» Input for this task
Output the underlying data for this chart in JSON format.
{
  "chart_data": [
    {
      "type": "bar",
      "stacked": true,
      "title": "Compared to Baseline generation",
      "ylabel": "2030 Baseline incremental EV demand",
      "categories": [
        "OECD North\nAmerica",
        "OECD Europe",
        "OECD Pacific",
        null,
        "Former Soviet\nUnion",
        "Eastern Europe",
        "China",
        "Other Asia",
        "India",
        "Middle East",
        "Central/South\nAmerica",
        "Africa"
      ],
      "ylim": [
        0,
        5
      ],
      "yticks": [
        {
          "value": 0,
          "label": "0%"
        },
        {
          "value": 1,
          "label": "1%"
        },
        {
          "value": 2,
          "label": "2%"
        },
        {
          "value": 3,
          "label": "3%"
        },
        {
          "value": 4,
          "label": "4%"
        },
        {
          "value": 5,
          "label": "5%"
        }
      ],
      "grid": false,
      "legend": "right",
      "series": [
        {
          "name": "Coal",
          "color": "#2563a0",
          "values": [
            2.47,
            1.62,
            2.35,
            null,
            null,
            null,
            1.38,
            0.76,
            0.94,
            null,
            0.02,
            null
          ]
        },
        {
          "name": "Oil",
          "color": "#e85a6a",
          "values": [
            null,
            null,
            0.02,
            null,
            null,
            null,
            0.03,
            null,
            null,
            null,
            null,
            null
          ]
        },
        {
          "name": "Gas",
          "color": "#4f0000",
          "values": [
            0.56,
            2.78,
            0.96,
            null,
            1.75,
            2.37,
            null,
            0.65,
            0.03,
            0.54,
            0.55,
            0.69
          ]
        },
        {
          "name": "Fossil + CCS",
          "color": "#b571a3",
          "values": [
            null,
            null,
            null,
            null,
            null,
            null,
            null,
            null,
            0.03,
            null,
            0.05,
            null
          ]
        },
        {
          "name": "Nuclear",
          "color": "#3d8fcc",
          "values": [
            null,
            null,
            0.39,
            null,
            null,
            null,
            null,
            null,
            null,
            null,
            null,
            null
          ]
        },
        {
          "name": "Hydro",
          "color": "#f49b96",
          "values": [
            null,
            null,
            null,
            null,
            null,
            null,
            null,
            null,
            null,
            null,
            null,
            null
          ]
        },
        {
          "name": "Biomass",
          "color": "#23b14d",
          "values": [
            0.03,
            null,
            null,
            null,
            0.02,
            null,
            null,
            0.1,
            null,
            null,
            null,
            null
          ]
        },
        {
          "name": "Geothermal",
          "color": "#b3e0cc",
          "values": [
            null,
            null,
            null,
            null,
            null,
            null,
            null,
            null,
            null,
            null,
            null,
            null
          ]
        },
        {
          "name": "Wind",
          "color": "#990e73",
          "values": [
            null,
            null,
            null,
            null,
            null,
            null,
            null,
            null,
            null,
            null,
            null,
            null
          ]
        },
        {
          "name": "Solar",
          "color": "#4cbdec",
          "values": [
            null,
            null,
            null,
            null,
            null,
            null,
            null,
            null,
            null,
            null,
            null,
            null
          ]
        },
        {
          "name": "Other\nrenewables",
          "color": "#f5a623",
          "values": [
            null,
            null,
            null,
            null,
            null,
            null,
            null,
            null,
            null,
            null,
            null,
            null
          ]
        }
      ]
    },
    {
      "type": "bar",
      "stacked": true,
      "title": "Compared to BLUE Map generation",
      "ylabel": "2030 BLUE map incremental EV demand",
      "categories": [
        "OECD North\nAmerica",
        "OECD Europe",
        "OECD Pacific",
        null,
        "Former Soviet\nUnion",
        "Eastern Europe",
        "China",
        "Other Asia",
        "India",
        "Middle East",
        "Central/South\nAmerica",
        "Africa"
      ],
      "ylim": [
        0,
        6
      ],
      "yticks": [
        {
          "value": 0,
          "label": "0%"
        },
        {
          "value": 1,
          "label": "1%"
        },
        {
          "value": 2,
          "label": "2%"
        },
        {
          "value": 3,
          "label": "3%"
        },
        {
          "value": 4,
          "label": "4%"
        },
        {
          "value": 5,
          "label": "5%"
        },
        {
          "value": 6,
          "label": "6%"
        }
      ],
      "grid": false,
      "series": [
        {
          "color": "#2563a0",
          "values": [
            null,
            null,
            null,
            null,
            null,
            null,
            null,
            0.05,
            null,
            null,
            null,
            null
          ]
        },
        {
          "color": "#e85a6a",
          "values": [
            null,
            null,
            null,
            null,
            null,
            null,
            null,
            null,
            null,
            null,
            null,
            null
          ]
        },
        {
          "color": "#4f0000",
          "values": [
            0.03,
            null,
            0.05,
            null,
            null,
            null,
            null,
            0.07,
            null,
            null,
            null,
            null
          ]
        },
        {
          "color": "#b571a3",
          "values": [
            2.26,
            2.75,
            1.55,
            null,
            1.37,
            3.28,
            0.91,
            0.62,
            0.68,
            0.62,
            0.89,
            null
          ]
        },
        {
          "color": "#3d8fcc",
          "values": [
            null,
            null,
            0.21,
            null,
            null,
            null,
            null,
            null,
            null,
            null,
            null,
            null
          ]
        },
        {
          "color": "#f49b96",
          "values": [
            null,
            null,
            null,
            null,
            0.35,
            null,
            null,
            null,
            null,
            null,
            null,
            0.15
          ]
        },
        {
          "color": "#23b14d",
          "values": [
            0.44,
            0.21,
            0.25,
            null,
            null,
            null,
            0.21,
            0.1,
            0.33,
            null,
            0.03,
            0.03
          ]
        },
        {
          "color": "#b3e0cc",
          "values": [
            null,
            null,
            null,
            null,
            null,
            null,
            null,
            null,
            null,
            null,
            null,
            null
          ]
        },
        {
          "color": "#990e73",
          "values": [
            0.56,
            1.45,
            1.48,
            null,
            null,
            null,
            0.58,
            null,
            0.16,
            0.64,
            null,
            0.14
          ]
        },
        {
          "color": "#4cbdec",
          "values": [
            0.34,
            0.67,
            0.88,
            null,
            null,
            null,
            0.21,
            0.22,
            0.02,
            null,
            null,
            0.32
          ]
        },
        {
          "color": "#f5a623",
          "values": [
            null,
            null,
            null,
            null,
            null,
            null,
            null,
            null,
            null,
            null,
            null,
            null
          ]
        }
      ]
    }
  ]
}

» Problem description
Print out every entry, keeping each one exact.

» Result
Output the underlying data for this chart in JSON format.
{
  "chart_data": [
    {
      "type": "bar",
      "stacked": true,
      "title": "Compared to Baseline generation",
      "ylabel": "2030 Baseline incremental EV demand",
      "categories": [
        "OECD North\nAmerica",
        "OECD Europe",
        "OECD Pacific",
        null,
        "Former Soviet\nUnion",
        "Eastern Europe",
        "China",
        "Other Asia",
        "India",
        "Middle East",
        "Central/South\nAmerica",
        "Africa"
      ],
      "ylim": [
        0,
        5
      ],
      "yticks": [
        {
          "value": 0,
          "label": "0%"
        },
        {
          "value": 1,
          "label": "1%"
        },
        {
          "value": 2,
          "label": "2%"
        },
        {
          "value": 3,
          "label": "3%"
        },
        {
          "value": 4,
          "label": "4%"
        },
        {
          "value": 5,
          "label": "5%"
        }
      ],
      "grid": false,
      "legend": "right",
      "series": [
        {
          "name": "Coal",
          "color": "#2563a0",
          "values": [
            2.47,
            1.62,
            2.35,
            null,
            null,
            null,
            1.38,
            0.76,
            0.94,
            null,
            0.02,
            null
          ]
        },
        {
          "name": "Oil",
          "color": "#e85a6a",
          "values": [
            null,
            null,
            0.02,
            null,
            null,
            null,
            0.03,
            null,
            null,
            null,
            null,
            null
          ]
        },
        {
          "name": "Gas",
          "color": "#4f0000",
          "values": [
            0.56,
            2.78,
            0.96,
            null,
            1.75,
            2.37,
            null,
            0.65,
            0.03,
            0.54,
            0.55,
            0.69
          ]
        },
        {
          "name": "Fossil + CCS",
          "color": "#b571a3",
          "values": [
            null,
            null,
            null,
            null,
            null,
            null,
            null,
            null,
            0.03,
            null,
            0.05,
            null
          ]
        },
        {
          "name": "Nuclear",
          "color": "#3d8fcc",
          "values": [
            null,
            null,
            0.39,
            null,
            null,
            null,
            null,
            null,
            null,
            null,
            null,
            null
          ]
        },
        {
          "name": "Hydro",
          "color": "#f49b96",
          "values": [
            null,
            null,
            null,
            null,
            null,
            null,
            null,
            null,
            null,
            null,
            null,
            null
          ]
        },
        {
          "name": "Biomass",
          "color": "#23b14d",
          "values": [
            0.03,
            null,
            null,
            null,
            0.02,
            null,
            null,
            0.1,
            null,
            null,
            null,
            null
          ]
        },
        {
          "name": "Geothermal",
          "color": "#b3e0cc",
          "values": [
            null,
            null,
            null,
            null,
            null,
            null,
            null,
            null,
            null,
            null,
            null,
            null
          ]
        },
        {
          "name": "Wind",
          "color": "#990e73",
          "values": [
            null,
            null,
            null,
            null,
            null,
            null,
            null,
            null,
            null,
            null,
            null,
            null
          ]
        },
        {
          "name": "Solar",
          "color": "#4cbdec",
          "values": [
            null,
            null,
            null,
            null,
            null,
            null,
            null,
            null,
            null,
            null,
            null,
            null
          ]
        },
        {
          "name": "Other\nrenewables",
          "color": "#f5a623",
          "values": [
            null,
            null,
            null,
            null,
            null,
            null,
            null,
            null,
            null,
            null,
            null,
            null
          ]
        }
      ]
    },
    {
      "type": "bar",
      "stacked": true,
      "title": "Compared to BLUE Map generation",
      "ylabel": "2030 BLUE map incremental EV demand",
      "categories": [
        "OECD North\nAmerica",
        "OECD Europe",
        "OECD Pacific",
        null,
        "Former Soviet\nUnion",
        "Eastern Europe",
        "China",
        "Other Asia",
        "India",
        "Middle East",
        "Central/South\nAmerica",
        "Africa"
      ],
      "ylim": [
        0,
        6
      ],
      "yticks": [
        {
          "value": 0,
          "label": "0%"
        },
        {
          "value": 1,
          "label": "1%"
        },
        {
          "value": 2,
          "label": "2%"
        },
        {
          "value": 3,
          "label": "3%"
        },
        {
          "value": 4,
          "label": "4%"
        },
        {
          "value": 5,
          "label": "5%"
        },
        {
          "value": 6,
          "label": "6%"
        }
      ],
      "grid": false,
      "series": [
        {
          "color": "#2563a0",
          "values": [
            null,
            null,
            null,
            null,
            null,
            null,
            null,
            0.05,
            null,
            null,
            null,
            null
          ]
        },
        {
          "color": "#e85a6a",
          "values": [
            null,
            null,
            null,
            null,
            null,
            null,
            null,
            null,
            null,
            null,
            null,
            null
          ]
        },
        {
          "color": "#4f0000",
          "values": [
            0.03,
            null,
            0.05,
            null,
            null,
            null,
            null,
            0.07,
            null,
            null,
            null,
            null
          ]
        },
        {
          "color": "#b571a3",
          "values": [
            2.26,
            2.75,
            1.55,
            null,
            1.37,
            3.28,
            0.91,
            0.62,
            0.68,
            0.62,
            0.89,
            null
          ]
        },
        {
          "color": "#3d8fcc",
          "values": [
            null,
            null,
            0.21,
            null,
            null,
            null,
            null,
            null,
            null,
            null,
            null,
            null
          ]
        },
        {
          "color": "#f49b96",
          "values": [
            null,
            null,
            null,
            null,
            0.35,
            null,
            null,
            null,
            null,
            null,
            null,
            0.15
          ]
        },
        {
          "color": "#23b14d",
          "values": [
            0.44,
            0.21,
            0.25,
            null,
            null,
            null,
            0.21,
            0.1,
            0.33,
            null,
            0.03,
            0.03
          ]
        },
        {
          "color": "#b3e0cc",
          "values": [
            null,
            null,
            null,
            null,
            null,
            null,
            null,
            null,
            null,
            null,
            null,
            null
          ]
        },
        {
          "color": "#990e73",
          "values": [
            0.56,
            1.45,
            1.48,
            null,
            null,
            null,
            0.58,
            null,
            0.16,
            0.64,
            null,
            0.14
          ]
        },
        {
          "color": "#4cbdec",
          "values": [
            0.34,
            0.67,
            0.88,
            null,
            null,
            null,
            0.21,
            0.22,
            0.02,
            null,
            null,
            0.32
          ]
        },
        {
          "color": "#f5a623",
          "values": [
            null,
            null,
            null,
            null,
            null,
            null,
            null,
            null,
            null,
            null,
            null,
            null
          ]
        }
      ]
    }
  ]
}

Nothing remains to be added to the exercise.